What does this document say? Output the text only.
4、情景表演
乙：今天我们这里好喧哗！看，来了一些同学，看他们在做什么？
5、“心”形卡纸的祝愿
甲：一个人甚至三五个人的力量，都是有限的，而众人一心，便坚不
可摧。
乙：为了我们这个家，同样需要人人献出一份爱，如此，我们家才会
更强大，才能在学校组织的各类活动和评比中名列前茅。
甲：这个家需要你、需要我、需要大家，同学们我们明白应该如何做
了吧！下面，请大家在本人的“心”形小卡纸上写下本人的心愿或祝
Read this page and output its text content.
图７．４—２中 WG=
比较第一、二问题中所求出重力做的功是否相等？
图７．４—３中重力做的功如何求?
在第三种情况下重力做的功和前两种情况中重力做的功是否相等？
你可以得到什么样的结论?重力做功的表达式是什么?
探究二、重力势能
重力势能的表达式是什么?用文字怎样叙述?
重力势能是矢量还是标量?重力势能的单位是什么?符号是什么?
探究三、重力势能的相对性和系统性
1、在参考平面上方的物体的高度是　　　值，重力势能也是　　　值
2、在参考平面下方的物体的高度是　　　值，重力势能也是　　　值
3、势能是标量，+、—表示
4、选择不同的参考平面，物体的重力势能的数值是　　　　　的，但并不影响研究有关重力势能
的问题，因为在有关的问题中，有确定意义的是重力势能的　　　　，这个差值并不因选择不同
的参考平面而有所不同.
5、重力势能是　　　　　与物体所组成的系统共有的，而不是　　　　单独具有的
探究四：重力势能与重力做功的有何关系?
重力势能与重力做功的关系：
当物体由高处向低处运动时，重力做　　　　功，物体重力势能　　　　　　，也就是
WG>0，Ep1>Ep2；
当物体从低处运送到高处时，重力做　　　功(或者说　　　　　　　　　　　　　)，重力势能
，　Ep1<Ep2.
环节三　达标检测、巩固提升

|---|

What the exercise asks: Extract all lines from the material above that include the word "重力势能也是".

Answer for this exercise:
1、在参考平面上方的物体的高度是　　　值，重力势能也是　　　值
2、在参考平面下方的物体的高度是　　　值，重力势能也是　　　值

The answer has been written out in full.